Exercise directions:
Can you transcribe every line exactly and leave the pictures behind?

Recorded data:
+ + + +
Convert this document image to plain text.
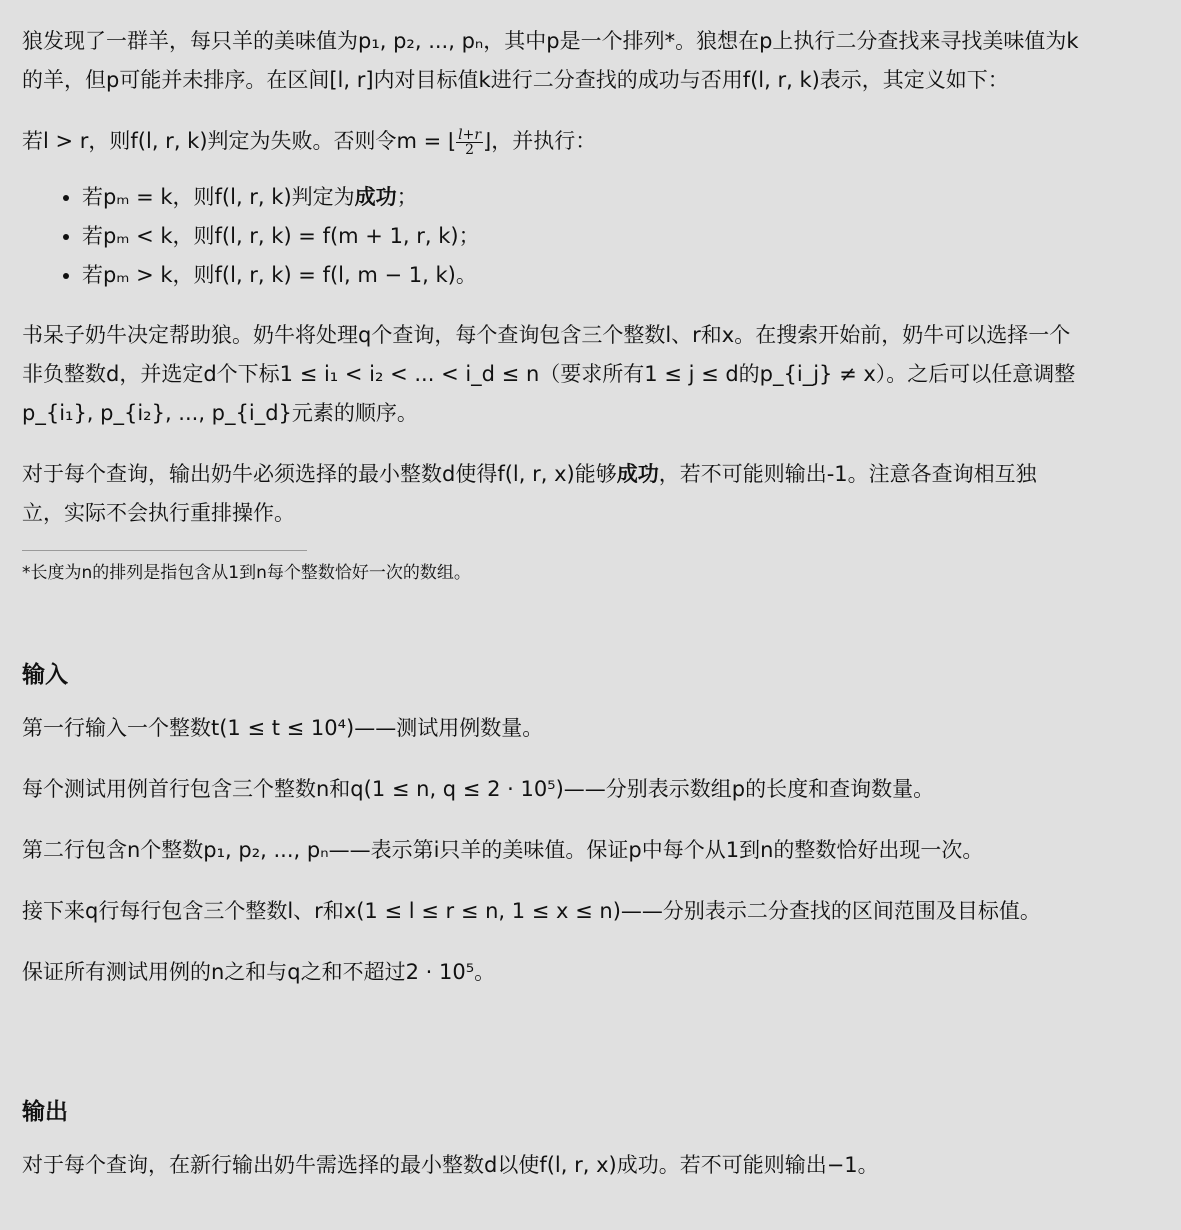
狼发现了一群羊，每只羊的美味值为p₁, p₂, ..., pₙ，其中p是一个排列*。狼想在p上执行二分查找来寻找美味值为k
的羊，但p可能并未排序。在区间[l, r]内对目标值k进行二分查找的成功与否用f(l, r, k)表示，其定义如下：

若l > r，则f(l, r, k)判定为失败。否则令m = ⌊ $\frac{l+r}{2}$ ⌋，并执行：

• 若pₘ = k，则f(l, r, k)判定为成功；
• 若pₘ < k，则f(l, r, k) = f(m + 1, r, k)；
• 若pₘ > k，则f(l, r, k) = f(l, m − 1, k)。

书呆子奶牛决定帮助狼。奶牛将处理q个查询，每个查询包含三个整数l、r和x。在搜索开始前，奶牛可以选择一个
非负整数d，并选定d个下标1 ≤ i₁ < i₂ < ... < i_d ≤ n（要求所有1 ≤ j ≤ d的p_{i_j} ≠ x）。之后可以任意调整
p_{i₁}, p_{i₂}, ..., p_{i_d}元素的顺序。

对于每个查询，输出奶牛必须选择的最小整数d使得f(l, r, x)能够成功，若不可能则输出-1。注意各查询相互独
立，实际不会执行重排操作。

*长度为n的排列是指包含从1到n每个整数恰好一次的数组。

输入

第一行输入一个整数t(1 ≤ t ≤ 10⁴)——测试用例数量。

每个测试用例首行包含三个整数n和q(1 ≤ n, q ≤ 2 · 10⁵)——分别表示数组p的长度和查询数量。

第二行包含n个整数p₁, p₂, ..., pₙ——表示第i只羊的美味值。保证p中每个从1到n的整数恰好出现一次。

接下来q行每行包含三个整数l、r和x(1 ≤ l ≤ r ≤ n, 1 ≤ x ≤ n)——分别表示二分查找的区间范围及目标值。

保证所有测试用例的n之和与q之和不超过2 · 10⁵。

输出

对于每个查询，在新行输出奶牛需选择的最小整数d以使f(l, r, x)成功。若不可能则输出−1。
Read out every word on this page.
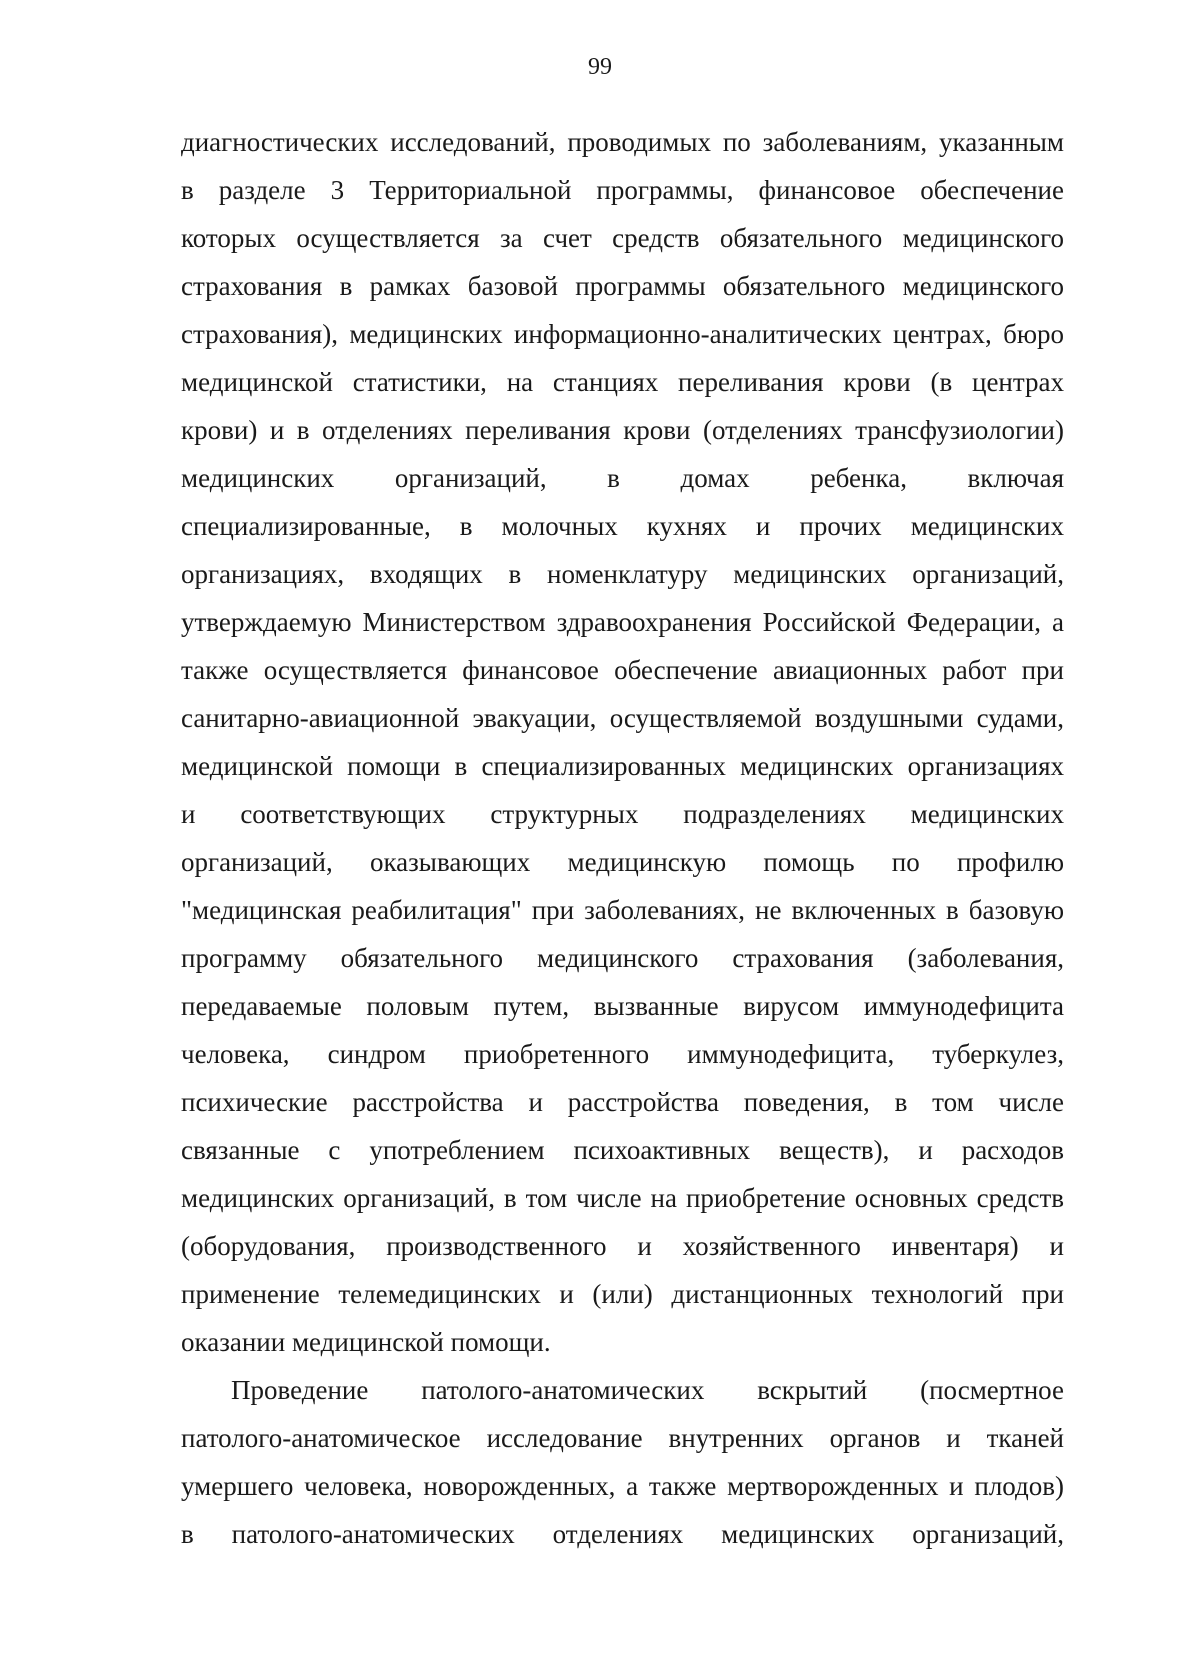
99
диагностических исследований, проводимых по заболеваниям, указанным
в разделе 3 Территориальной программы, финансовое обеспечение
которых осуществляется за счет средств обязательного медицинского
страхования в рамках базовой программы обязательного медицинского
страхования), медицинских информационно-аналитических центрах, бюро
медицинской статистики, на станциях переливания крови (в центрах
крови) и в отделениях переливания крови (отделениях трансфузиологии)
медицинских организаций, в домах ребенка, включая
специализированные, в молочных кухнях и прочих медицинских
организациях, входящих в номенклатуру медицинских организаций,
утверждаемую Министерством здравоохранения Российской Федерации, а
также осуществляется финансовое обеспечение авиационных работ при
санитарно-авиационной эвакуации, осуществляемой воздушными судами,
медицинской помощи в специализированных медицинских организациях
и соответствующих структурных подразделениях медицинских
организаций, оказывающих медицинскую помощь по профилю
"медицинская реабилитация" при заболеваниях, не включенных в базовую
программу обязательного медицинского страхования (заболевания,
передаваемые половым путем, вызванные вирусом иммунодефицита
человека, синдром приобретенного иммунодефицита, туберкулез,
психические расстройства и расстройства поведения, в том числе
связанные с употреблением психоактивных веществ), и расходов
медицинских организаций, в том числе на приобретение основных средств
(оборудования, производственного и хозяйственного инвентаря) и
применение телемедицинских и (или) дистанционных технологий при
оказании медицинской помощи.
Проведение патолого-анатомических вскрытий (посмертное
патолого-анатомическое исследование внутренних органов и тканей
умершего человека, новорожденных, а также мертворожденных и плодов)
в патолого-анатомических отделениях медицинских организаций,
+ + + +
Final result:
Convert this document image to plain text.
狼发现了一群羊，每只羊的美味值为p₁, p₂, ..., pₙ，其中p是一个排列*。狼想在p上执行二分查找来寻找美味值为k
的羊，但p可能并未排序。在区间[l, r]内对目标值k进行二分查找的成功与否用f(l, r, k)表示，其定义如下：

若l > r，则f(l, r, k)判定为失败。否则令m = ⌊ $\frac{l+r}{2}$ ⌋，并执行：

• 若pₘ = k，则f(l, r, k)判定为成功；
• 若pₘ < k，则f(l, r, k) = f(m + 1, r, k)；
• 若pₘ > k，则f(l, r, k) = f(l, m − 1, k)。

书呆子奶牛决定帮助狼。奶牛将处理q个查询，每个查询包含三个整数l、r和x。在搜索开始前，奶牛可以选择一个
非负整数d，并选定d个下标1 ≤ i₁ < i₂ < ... < i_d ≤ n（要求所有1 ≤ j ≤ d的p_{i_j} ≠ x）。之后可以任意调整
p_{i₁}, p_{i₂}, ..., p_{i_d}元素的顺序。

对于每个查询，输出奶牛必须选择的最小整数d使得f(l, r, x)能够成功，若不可能则输出-1。注意各查询相互独
立，实际不会执行重排操作。

*长度为n的排列是指包含从1到n每个整数恰好一次的数组。

输入

第一行输入一个整数t(1 ≤ t ≤ 10⁴)——测试用例数量。

每个测试用例首行包含三个整数n和q(1 ≤ n, q ≤ 2 · 10⁵)——分别表示数组p的长度和查询数量。

第二行包含n个整数p₁, p₂, ..., pₙ——表示第i只羊的美味值。保证p中每个从1到n的整数恰好出现一次。

接下来q行每行包含三个整数l、r和x(1 ≤ l ≤ r ≤ n, 1 ≤ x ≤ n)——分别表示二分查找的区间范围及目标值。

保证所有测试用例的n之和与q之和不超过2 · 10⁵。

输出

对于每个查询，在新行输出奶牛需选择的最小整数d以使f(l, r, x)成功。若不可能则输出−1。
Read out every word on this page.
99
диагностических исследований, проводимых по заболеваниям, указанным
в разделе 3 Территориальной программы, финансовое обеспечение
которых осуществляется за счет средств обязательного медицинского
страхования в рамках базовой программы обязательного медицинского
страхования), медицинских информационно-аналитических центрах, бюро
медицинской статистики, на станциях переливания крови (в центрах
крови) и в отделениях переливания крови (отделениях трансфузиологии)
медицинских организаций, в домах ребенка, включая
специализированные, в молочных кухнях и прочих медицинских
организациях, входящих в номенклатуру медицинских организаций,
утверждаемую Министерством здравоохранения Российской Федерации, а
также осуществляется финансовое обеспечение авиационных работ при
санитарно-авиационной эвакуации, осуществляемой воздушными судами,
медицинской помощи в специализированных медицинских организациях
и соответствующих структурных подразделениях медицинских
организаций, оказывающих медицинскую помощь по профилю
"медицинская реабилитация" при заболеваниях, не включенных в базовую
программу обязательного медицинского страхования (заболевания,
передаваемые половым путем, вызванные вирусом иммунодефицита
человека, синдром приобретенного иммунодефицита, туберкулез,
психические расстройства и расстройства поведения, в том числе
связанные с употреблением психоактивных веществ), и расходов
медицинских организаций, в том числе на приобретение основных средств
(оборудования, производственного и хозяйственного инвентаря) и
применение телемедицинских и (или) дистанционных технологий при
оказании медицинской помощи.
Проведение патолого-анатомических вскрытий (посмертное
патолого-анатомическое исследование внутренних органов и тканей
умершего человека, новорожденных, а также мертворожденных и плодов)
в патолого-анатомических отделениях медицинских организаций,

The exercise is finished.